___ Dataset rows ___

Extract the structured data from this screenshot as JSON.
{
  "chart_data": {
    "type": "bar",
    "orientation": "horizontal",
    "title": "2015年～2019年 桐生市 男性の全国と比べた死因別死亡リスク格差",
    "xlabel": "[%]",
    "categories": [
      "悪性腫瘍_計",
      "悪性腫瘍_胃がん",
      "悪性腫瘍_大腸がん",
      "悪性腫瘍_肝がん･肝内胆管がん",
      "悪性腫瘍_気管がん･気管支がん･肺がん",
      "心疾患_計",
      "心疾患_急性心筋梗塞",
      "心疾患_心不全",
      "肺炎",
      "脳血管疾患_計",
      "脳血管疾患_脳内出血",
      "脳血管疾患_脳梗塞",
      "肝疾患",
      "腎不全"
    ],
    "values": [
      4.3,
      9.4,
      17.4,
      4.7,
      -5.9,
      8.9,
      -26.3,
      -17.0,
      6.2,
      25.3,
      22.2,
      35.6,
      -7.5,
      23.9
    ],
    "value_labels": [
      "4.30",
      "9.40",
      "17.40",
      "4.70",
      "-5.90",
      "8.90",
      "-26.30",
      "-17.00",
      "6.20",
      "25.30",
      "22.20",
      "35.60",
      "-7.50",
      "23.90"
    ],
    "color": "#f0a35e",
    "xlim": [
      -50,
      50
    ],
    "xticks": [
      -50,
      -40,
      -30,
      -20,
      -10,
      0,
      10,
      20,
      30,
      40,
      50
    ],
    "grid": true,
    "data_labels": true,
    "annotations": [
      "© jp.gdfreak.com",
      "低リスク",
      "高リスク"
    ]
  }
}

___

■ Task details
Restate the listing in full, word for word.

■ Answer in full
Extract the structured data from this screenshot as JSON.
{
  "chart_data": {
    "type": "bar",
    "orientation": "horizontal",
    "title": "2015年～2019年 桐生市 男性の全国と比べた死因別死亡リスク格差",
    "xlabel": "[%]",
    "categories": [
      "悪性腫瘍_計",
      "悪性腫瘍_胃がん",
      "悪性腫瘍_大腸がん",
      "悪性腫瘍_肝がん･肝内胆管がん",
      "悪性腫瘍_気管がん･気管支がん･肺がん",
      "心疾患_計",
      "心疾患_急性心筋梗塞",
      "心疾患_心不全",
      "肺炎",
      "脳血管疾患_計",
      "脳血管疾患_脳内出血",
      "脳血管疾患_脳梗塞",
      "肝疾患",
      "腎不全"
    ],
    "values": [
      4.3,
      9.4,
      17.4,
      4.7,
      -5.9,
      8.9,
      -26.3,
      -17.0,
      6.2,
      25.3,
      22.2,
      35.6,
      -7.5,
      23.9
    ],
    "value_labels": [
      "4.30",
      "9.40",
      "17.40",
      "4.70",
      "-5.90",
      "8.90",
      "-26.30",
      "-17.00",
      "6.20",
      "25.30",
      "22.20",
      "35.60",
      "-7.50",
      "23.90"
    ],
    "color": "#f0a35e",
    "xlim": [
      -50,
      50
    ],
    "xticks": [
      -50,
      -40,
      -30,
      -20,
      -10,
      0,
      10,
      20,
      30,
      40,
      50
    ],
    "grid": true,
    "data_labels": true,
    "annotations": [
      "© jp.gdfreak.com",
      "低リスク",
      "高リスク"
    ]
  }
}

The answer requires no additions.